Exercise aim: Check every line of the entries for "indéterminée", and copy the lines that hold it.

Records supplied:
-- begin --

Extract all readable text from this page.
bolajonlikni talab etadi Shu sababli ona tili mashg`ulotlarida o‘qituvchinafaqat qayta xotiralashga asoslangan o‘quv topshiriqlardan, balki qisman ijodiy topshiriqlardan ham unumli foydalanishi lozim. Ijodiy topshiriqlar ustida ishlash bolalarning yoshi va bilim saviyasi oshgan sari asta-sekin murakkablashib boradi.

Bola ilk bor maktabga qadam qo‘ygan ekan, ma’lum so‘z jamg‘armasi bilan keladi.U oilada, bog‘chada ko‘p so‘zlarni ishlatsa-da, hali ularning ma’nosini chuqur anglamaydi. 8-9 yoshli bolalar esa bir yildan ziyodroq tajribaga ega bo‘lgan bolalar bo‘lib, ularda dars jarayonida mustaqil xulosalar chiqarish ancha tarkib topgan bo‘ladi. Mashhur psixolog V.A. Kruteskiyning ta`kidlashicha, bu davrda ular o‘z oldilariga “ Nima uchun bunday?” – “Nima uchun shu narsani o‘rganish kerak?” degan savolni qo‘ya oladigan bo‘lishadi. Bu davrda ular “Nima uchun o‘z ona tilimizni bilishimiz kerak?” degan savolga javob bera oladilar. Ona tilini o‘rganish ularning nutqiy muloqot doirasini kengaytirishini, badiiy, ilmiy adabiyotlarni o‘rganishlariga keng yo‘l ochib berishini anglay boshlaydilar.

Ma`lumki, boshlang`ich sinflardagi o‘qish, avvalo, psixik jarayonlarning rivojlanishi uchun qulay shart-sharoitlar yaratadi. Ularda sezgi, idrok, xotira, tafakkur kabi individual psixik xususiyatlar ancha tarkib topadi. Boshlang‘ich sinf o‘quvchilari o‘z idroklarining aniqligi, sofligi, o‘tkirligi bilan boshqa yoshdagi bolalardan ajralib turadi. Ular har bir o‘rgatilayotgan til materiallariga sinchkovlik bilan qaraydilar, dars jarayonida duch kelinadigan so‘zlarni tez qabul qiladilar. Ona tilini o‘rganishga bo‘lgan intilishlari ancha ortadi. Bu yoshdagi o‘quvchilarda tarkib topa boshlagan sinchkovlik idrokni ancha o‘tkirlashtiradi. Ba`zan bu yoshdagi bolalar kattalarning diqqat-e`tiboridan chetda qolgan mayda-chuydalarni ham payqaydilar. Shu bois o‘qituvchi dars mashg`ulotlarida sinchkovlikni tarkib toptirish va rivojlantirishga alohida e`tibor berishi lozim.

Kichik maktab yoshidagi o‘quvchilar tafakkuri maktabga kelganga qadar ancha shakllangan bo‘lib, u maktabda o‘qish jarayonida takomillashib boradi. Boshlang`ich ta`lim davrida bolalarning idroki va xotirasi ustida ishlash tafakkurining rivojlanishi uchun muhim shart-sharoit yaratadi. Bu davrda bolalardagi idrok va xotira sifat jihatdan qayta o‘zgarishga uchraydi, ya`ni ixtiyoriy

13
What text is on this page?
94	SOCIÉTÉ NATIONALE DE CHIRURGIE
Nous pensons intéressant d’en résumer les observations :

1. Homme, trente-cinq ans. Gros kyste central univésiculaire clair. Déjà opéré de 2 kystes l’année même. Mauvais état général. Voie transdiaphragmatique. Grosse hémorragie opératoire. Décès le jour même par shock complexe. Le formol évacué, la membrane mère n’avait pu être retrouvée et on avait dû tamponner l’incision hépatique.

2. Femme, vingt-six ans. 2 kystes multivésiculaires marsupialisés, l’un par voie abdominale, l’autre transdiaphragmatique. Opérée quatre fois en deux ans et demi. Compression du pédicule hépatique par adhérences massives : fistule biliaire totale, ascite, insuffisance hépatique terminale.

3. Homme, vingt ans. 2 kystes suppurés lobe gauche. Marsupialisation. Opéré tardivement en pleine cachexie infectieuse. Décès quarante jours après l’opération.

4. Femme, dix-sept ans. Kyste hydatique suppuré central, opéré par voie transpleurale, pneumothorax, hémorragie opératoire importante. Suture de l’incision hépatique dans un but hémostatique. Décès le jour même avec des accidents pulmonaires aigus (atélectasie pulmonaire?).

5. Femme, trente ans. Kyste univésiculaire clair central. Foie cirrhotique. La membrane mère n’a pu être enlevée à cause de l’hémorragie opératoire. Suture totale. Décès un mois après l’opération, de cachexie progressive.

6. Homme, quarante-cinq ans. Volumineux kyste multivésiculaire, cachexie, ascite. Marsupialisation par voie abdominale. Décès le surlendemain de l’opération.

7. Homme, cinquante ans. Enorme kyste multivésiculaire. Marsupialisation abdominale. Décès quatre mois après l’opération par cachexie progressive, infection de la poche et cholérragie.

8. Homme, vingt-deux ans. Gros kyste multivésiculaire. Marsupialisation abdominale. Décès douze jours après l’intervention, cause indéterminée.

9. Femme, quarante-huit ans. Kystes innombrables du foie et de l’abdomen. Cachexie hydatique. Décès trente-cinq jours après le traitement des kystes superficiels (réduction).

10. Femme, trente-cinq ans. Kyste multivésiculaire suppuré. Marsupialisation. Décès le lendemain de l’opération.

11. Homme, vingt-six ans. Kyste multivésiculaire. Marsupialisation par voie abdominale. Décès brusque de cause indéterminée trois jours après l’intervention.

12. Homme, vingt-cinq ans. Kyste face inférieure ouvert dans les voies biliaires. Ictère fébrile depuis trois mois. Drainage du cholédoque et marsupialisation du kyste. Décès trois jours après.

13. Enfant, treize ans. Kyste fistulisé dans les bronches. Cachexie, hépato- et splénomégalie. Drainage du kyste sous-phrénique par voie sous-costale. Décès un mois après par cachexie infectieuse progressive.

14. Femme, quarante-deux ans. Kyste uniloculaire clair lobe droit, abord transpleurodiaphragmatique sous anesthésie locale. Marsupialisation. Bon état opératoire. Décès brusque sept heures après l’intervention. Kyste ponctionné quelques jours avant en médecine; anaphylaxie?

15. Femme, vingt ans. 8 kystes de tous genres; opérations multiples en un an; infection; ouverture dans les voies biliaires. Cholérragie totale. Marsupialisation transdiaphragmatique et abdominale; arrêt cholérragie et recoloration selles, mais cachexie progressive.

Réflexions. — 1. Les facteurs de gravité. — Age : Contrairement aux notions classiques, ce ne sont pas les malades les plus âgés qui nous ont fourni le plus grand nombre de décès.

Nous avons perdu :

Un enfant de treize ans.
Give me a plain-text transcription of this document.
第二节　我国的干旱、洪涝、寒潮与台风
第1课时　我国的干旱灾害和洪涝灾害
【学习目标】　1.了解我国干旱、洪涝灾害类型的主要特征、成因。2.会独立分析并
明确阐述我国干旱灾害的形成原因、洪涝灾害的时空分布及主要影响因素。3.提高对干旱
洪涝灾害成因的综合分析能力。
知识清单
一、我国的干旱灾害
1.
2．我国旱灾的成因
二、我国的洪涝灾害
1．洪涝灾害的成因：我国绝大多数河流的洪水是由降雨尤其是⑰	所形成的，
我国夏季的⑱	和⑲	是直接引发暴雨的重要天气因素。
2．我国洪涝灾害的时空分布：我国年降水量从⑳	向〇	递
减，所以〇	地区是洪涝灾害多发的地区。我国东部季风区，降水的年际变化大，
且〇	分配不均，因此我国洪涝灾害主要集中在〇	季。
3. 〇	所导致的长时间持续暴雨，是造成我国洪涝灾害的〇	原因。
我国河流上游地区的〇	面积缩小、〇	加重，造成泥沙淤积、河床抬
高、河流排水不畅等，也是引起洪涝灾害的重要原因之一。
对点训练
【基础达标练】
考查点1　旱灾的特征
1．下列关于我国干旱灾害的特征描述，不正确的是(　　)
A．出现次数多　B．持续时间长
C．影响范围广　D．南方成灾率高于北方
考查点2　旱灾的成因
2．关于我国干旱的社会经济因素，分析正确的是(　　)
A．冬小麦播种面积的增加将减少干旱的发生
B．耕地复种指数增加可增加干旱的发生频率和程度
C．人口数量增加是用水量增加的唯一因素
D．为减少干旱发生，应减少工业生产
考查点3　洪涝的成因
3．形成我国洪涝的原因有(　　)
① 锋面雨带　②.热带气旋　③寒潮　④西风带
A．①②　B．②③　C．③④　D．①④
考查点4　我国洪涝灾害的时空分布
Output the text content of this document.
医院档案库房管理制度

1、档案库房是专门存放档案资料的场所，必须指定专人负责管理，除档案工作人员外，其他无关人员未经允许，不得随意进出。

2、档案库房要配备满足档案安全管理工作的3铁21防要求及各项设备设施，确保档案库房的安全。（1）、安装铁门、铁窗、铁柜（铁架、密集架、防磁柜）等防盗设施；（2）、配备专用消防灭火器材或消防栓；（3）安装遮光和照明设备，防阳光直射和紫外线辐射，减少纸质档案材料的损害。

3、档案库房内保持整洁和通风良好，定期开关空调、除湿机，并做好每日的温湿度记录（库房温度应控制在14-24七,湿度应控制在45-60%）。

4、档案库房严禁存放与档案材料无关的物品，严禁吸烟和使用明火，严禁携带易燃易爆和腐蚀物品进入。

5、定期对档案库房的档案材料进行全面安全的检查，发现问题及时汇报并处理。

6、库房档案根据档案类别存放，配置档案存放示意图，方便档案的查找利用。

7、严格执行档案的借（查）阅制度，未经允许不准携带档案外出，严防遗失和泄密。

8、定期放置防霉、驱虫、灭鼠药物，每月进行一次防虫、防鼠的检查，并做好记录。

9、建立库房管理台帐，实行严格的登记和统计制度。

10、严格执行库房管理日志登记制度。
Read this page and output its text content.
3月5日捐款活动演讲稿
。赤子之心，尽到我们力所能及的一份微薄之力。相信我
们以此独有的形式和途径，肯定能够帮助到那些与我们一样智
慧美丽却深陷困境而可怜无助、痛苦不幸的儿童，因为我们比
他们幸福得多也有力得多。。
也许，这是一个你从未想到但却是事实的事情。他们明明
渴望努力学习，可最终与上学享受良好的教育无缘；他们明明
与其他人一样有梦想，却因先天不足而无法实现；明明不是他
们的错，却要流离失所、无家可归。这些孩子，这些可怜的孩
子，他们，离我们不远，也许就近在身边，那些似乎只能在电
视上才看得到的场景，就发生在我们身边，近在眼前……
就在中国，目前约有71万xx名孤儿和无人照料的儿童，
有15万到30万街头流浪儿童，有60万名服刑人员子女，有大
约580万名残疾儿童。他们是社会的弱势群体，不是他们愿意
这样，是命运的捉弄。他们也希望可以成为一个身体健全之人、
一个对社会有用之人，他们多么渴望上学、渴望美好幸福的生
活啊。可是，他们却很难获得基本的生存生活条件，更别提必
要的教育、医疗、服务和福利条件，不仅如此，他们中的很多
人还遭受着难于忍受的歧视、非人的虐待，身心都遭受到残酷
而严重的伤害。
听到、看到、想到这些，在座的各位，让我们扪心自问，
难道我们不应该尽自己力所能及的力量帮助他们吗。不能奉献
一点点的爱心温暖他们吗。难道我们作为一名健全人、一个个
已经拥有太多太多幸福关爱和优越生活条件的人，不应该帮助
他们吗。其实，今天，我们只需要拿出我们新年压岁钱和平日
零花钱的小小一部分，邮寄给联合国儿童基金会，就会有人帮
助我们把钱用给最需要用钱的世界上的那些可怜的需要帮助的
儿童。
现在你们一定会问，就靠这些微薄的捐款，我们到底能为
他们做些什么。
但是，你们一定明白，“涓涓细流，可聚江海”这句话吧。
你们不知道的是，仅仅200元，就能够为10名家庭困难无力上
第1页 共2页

-- end --

Result of the task:
8. Homme, vingt-deux ans. Gros kyste multivésiculaire. Marsupialisation abdominale. Décès douze jours après l’intervention, cause indéterminée.
11. Homme, vingt-six ans. Kyste multivésiculaire. Marsupialisation par voie abdominale. Décès brusque de cause indéterminée trois jours après l’intervention.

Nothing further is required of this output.